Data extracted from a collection
:::
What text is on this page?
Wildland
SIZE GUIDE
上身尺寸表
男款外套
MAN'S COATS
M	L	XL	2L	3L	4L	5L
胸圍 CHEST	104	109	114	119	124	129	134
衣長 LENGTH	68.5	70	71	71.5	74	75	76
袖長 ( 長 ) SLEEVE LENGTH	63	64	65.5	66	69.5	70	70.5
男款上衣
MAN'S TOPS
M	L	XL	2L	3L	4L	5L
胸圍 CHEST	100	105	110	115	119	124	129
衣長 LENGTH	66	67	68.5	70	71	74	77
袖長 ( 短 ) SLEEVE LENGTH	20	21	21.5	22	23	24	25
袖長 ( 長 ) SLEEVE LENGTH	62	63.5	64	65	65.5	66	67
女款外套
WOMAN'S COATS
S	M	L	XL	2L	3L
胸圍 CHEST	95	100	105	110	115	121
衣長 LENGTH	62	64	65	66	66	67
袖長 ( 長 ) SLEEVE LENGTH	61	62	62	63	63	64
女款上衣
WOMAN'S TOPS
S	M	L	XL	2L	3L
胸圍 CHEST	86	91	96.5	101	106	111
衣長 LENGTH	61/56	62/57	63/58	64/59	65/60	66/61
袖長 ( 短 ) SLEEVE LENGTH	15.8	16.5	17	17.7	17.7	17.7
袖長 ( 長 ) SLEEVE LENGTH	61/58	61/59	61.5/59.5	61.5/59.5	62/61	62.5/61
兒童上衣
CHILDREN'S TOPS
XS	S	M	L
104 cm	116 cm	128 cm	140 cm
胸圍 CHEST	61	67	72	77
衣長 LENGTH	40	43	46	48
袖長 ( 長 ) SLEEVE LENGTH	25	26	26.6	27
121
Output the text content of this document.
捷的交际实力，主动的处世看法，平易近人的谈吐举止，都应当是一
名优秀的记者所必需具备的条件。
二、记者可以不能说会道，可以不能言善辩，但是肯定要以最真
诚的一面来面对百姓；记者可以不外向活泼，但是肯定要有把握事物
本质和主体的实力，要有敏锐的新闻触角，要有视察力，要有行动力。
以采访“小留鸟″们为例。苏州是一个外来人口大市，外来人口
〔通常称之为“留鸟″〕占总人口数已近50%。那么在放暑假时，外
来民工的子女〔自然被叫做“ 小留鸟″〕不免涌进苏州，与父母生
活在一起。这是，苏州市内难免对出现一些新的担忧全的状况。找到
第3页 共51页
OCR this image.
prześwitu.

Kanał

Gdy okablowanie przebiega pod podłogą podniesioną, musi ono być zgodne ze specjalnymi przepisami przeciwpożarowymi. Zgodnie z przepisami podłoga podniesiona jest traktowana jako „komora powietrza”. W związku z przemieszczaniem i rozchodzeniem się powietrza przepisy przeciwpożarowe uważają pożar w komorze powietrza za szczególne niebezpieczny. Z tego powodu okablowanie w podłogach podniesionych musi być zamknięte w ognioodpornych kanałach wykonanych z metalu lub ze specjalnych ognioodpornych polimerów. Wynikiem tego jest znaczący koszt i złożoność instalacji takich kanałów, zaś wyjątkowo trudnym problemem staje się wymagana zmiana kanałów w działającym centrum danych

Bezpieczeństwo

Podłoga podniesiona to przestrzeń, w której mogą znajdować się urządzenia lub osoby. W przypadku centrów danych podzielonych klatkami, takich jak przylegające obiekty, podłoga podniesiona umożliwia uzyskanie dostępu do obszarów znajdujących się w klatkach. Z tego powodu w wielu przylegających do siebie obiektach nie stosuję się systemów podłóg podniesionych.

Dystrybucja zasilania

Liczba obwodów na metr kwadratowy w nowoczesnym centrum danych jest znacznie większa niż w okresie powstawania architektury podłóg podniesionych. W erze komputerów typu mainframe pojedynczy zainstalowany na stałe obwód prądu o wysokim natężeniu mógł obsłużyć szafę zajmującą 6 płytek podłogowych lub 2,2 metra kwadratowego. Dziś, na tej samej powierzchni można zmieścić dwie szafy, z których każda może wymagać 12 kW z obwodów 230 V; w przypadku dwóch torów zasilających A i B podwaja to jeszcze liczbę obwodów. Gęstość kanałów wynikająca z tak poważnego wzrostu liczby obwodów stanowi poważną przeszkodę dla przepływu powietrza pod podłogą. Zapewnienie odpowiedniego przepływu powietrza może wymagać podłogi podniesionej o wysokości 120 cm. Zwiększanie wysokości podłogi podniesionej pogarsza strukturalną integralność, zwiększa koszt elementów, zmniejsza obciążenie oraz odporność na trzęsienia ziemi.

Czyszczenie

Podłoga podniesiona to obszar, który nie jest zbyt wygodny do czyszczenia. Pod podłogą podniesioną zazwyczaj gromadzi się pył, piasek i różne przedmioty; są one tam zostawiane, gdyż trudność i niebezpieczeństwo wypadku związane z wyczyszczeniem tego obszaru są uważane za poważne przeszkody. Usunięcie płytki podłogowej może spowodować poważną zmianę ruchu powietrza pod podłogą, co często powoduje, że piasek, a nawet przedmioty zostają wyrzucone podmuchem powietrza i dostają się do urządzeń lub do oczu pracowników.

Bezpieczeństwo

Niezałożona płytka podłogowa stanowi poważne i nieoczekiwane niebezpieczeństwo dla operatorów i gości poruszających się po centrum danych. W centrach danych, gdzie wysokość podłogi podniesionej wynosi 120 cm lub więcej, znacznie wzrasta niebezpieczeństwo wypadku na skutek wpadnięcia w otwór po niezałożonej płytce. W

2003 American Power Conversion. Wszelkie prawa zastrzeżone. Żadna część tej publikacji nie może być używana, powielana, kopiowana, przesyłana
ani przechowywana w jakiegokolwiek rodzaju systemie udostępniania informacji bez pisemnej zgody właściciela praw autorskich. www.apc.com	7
:::
EXERCISE REQUIREMENTS - Return the entries above exactly, each one complete.

WRITTEN SOLUTION -
What text is on this page?
Wildland
SIZE GUIDE
上身尺寸表
男款外套
MAN'S COATS
M	L	XL	2L	3L	4L	5L
胸圍 CHEST	104	109	114	119	124	129	134
衣長 LENGTH	68.5	70	71	71.5	74	75	76
袖長 ( 長 ) SLEEVE LENGTH	63	64	65.5	66	69.5	70	70.5
男款上衣
MAN'S TOPS
M	L	XL	2L	3L	4L	5L
胸圍 CHEST	100	105	110	115	119	124	129
衣長 LENGTH	66	67	68.5	70	71	74	77
袖長 ( 短 ) SLEEVE LENGTH	20	21	21.5	22	23	24	25
袖長 ( 長 ) SLEEVE LENGTH	62	63.5	64	65	65.5	66	67
女款外套
WOMAN'S COATS
S	M	L	XL	2L	3L
胸圍 CHEST	95	100	105	110	115	121
衣長 LENGTH	62	64	65	66	66	67
袖長 ( 長 ) SLEEVE LENGTH	61	62	62	63	63	64
女款上衣
WOMAN'S TOPS
S	M	L	XL	2L	3L
胸圍 CHEST	86	91	96.5	101	106	111
衣長 LENGTH	61/56	62/57	63/58	64/59	65/60	66/61
袖長 ( 短 ) SLEEVE LENGTH	15.8	16.5	17	17.7	17.7	17.7
袖長 ( 長 ) SLEEVE LENGTH	61/58	61/59	61.5/59.5	61.5/59.5	62/61	62.5/61
兒童上衣
CHILDREN'S TOPS
XS	S	M	L
104 cm	116 cm	128 cm	140 cm
胸圍 CHEST	61	67	72	77
衣長 LENGTH	40	43	46	48
袖長 ( 長 ) SLEEVE LENGTH	25	26	26.6	27
121
Output the text content of this document.
捷的交际实力，主动的处世看法，平易近人的谈吐举止，都应当是一
名优秀的记者所必需具备的条件。
二、记者可以不能说会道，可以不能言善辩，但是肯定要以最真
诚的一面来面对百姓；记者可以不外向活泼，但是肯定要有把握事物
本质和主体的实力，要有敏锐的新闻触角，要有视察力，要有行动力。
以采访“小留鸟″们为例。苏州是一个外来人口大市，外来人口
〔通常称之为“留鸟″〕占总人口数已近50%。那么在放暑假时，外
来民工的子女〔自然被叫做“ 小留鸟″〕不免涌进苏州，与父母生
活在一起。这是，苏州市内难免对出现一些新的担忧全的状况。找到
第3页 共51页
OCR this image.
prześwitu.

Kanał

Gdy okablowanie przebiega pod podłogą podniesioną, musi ono być zgodne ze specjalnymi przepisami przeciwpożarowymi. Zgodnie z przepisami podłoga podniesiona jest traktowana jako „komora powietrza”. W związku z przemieszczaniem i rozchodzeniem się powietrza przepisy przeciwpożarowe uważają pożar w komorze powietrza za szczególne niebezpieczny. Z tego powodu okablowanie w podłogach podniesionych musi być zamknięte w ognioodpornych kanałach wykonanych z metalu lub ze specjalnych ognioodpornych polimerów. Wynikiem tego jest znaczący koszt i złożoność instalacji takich kanałów, zaś wyjątkowo trudnym problemem staje się wymagana zmiana kanałów w działającym centrum danych

Bezpieczeństwo

Podłoga podniesiona to przestrzeń, w której mogą znajdować się urządzenia lub osoby. W przypadku centrów danych podzielonych klatkami, takich jak przylegające obiekty, podłoga podniesiona umożliwia uzyskanie dostępu do obszarów znajdujących się w klatkach. Z tego powodu w wielu przylegających do siebie obiektach nie stosuję się systemów podłóg podniesionych.

Dystrybucja zasilania

Liczba obwodów na metr kwadratowy w nowoczesnym centrum danych jest znacznie większa niż w okresie powstawania architektury podłóg podniesionych. W erze komputerów typu mainframe pojedynczy zainstalowany na stałe obwód prądu o wysokim natężeniu mógł obsłużyć szafę zajmującą 6 płytek podłogowych lub 2,2 metra kwadratowego. Dziś, na tej samej powierzchni można zmieścić dwie szafy, z których każda może wymagać 12 kW z obwodów 230 V; w przypadku dwóch torów zasilających A i B podwaja to jeszcze liczbę obwodów. Gęstość kanałów wynikająca z tak poważnego wzrostu liczby obwodów stanowi poważną przeszkodę dla przepływu powietrza pod podłogą. Zapewnienie odpowiedniego przepływu powietrza może wymagać podłogi podniesionej o wysokości 120 cm. Zwiększanie wysokości podłogi podniesionej pogarsza strukturalną integralność, zwiększa koszt elementów, zmniejsza obciążenie oraz odporność na trzęsienia ziemi.

Czyszczenie

Podłoga podniesiona to obszar, który nie jest zbyt wygodny do czyszczenia. Pod podłogą podniesioną zazwyczaj gromadzi się pył, piasek i różne przedmioty; są one tam zostawiane, gdyż trudność i niebezpieczeństwo wypadku związane z wyczyszczeniem tego obszaru są uważane za poważne przeszkody. Usunięcie płytki podłogowej może spowodować poważną zmianę ruchu powietrza pod podłogą, co często powoduje, że piasek, a nawet przedmioty zostają wyrzucone podmuchem powietrza i dostają się do urządzeń lub do oczu pracowników.

Bezpieczeństwo

Niezałożona płytka podłogowa stanowi poważne i nieoczekiwane niebezpieczeństwo dla operatorów i gości poruszających się po centrum danych. W centrach danych, gdzie wysokość podłogi podniesionej wynosi 120 cm lub więcej, znacznie wzrasta niebezpieczeństwo wypadku na skutek wpadnięcia w otwór po niezałożonej płytce. W

2003 American Power Conversion. Wszelkie prawa zastrzeżone. Żadna część tej publikacji nie może być używana, powielana, kopiowana, przesyłana
ani przechowywana w jakiegokolwiek rodzaju systemie udostępniania informacji bez pisemnej zgody właściciela praw autorskich. www.apc.com	7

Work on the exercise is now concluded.